BEGIN

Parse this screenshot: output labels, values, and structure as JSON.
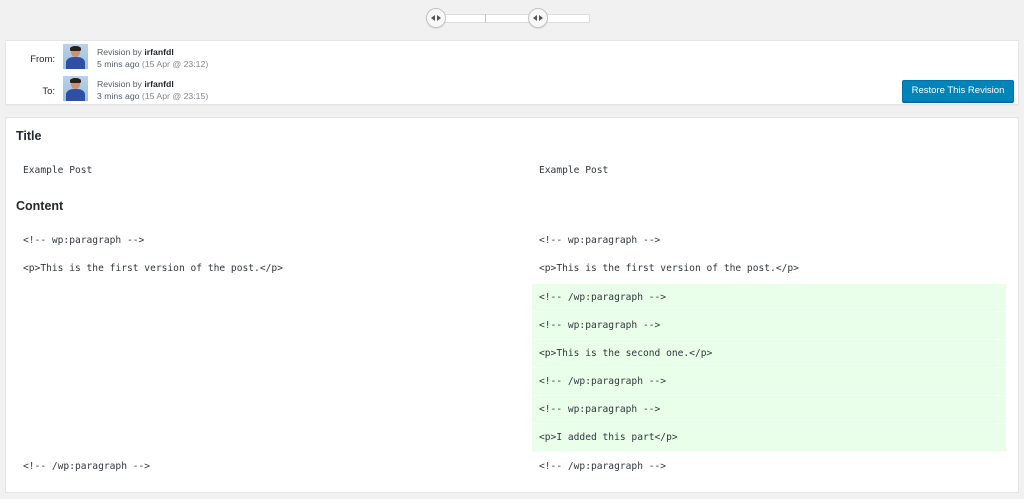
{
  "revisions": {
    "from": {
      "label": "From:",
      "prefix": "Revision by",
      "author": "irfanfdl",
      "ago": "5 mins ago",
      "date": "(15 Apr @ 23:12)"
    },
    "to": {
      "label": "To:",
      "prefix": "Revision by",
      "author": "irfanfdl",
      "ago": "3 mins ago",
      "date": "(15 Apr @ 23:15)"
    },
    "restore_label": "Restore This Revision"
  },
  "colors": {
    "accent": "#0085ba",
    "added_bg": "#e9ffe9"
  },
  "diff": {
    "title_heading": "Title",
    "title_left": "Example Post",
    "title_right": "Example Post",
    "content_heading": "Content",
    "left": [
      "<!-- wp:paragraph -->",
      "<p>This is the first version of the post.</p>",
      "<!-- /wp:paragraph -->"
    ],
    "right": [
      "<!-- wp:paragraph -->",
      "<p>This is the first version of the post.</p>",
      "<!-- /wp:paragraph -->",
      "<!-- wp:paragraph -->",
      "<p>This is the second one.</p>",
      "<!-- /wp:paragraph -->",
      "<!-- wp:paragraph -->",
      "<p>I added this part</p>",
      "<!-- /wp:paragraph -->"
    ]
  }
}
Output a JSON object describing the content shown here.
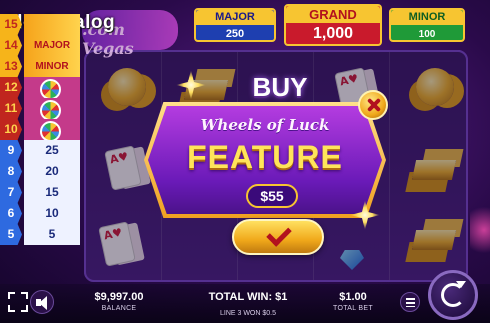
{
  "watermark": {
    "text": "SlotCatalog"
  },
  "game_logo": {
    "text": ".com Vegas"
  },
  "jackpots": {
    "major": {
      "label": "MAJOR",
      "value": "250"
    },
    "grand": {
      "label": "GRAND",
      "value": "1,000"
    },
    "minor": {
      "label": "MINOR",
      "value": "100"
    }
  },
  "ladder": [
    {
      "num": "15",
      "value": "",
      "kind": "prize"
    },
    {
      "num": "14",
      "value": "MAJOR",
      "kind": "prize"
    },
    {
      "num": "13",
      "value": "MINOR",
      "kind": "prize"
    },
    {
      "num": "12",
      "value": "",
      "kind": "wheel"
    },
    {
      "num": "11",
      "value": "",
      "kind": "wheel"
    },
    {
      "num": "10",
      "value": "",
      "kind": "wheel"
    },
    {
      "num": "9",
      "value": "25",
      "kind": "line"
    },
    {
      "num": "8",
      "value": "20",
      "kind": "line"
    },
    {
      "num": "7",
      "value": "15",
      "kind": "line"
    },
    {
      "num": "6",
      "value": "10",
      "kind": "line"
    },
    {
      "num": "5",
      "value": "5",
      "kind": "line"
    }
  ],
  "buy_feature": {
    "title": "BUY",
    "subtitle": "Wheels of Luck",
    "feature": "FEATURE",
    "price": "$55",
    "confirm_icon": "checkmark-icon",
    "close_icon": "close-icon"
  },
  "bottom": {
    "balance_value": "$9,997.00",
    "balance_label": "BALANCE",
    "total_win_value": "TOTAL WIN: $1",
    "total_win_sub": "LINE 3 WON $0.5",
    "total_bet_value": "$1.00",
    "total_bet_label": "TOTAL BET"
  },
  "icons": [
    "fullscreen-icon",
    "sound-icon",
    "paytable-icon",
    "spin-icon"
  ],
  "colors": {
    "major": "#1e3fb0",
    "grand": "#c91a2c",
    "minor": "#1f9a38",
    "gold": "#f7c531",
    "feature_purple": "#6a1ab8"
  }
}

END

◆ OBJECTIVE ◆
Every record above should be written out again exactly; the pictures stay out of the copy.

◆ SOLUTION FOR THIS PROBLEM ◆
Parse this screenshot: output labels, values, and structure as JSON.
{
  "revisions": {
    "from": {
      "label": "From:",
      "prefix": "Revision by",
      "author": "irfanfdl",
      "ago": "5 mins ago",
      "date": "(15 Apr @ 23:12)"
    },
    "to": {
      "label": "To:",
      "prefix": "Revision by",
      "author": "irfanfdl",
      "ago": "3 mins ago",
      "date": "(15 Apr @ 23:15)"
    },
    "restore_label": "Restore This Revision"
  },
  "colors": {
    "accent": "#0085ba",
    "added_bg": "#e9ffe9"
  },
  "diff": {
    "title_heading": "Title",
    "title_left": "Example Post",
    "title_right": "Example Post",
    "content_heading": "Content",
    "left": [
      "<!-- wp:paragraph -->",
      "<p>This is the first version of the post.</p>",
      "<!-- /wp:paragraph -->"
    ],
    "right": [
      "<!-- wp:paragraph -->",
      "<p>This is the first version of the post.</p>",
      "<!-- /wp:paragraph -->",
      "<!-- wp:paragraph -->",
      "<p>This is the second one.</p>",
      "<!-- /wp:paragraph -->",
      "<!-- wp:paragraph -->",
      "<p>I added this part</p>",
      "<!-- /wp:paragraph -->"
    ]
  }
}
Output a JSON object describing the content shown here.
{
  "watermark": {
    "text": "SlotCatalog"
  },
  "game_logo": {
    "text": ".com Vegas"
  },
  "jackpots": {
    "major": {
      "label": "MAJOR",
      "value": "250"
    },
    "grand": {
      "label": "GRAND",
      "value": "1,000"
    },
    "minor": {
      "label": "MINOR",
      "value": "100"
    }
  },
  "ladder": [
    {
      "num": "15",
      "value": "",
      "kind": "prize"
    },
    {
      "num": "14",
      "value": "MAJOR",
      "kind": "prize"
    },
    {
      "num": "13",
      "value": "MINOR",
      "kind": "prize"
    },
    {
      "num": "12",
      "value": "",
      "kind": "wheel"
    },
    {
      "num": "11",
      "value": "",
      "kind": "wheel"
    },
    {
      "num": "10",
      "value": "",
      "kind": "wheel"
    },
    {
      "num": "9",
      "value": "25",
      "kind": "line"
    },
    {
      "num": "8",
      "value": "20",
      "kind": "line"
    },
    {
      "num": "7",
      "value": "15",
      "kind": "line"
    },
    {
      "num": "6",
      "value": "10",
      "kind": "line"
    },
    {
      "num": "5",
      "value": "5",
      "kind": "line"
    }
  ],
  "buy_feature": {
    "title": "BUY",
    "subtitle": "Wheels of Luck",
    "feature": "FEATURE",
    "price": "$55",
    "confirm_icon": "checkmark-icon",
    "close_icon": "close-icon"
  },
  "bottom": {
    "balance_value": "$9,997.00",
    "balance_label": "BALANCE",
    "total_win_value": "TOTAL WIN: $1",
    "total_win_sub": "LINE 3 WON $0.5",
    "total_bet_value": "$1.00",
    "total_bet_label": "TOTAL BET"
  },
  "icons": [
    "fullscreen-icon",
    "sound-icon",
    "paytable-icon",
    "spin-icon"
  ],
  "colors": {
    "major": "#1e3fb0",
    "grand": "#c91a2c",
    "minor": "#1f9a38",
    "gold": "#f7c531",
    "feature_purple": "#6a1ab8"
  }
}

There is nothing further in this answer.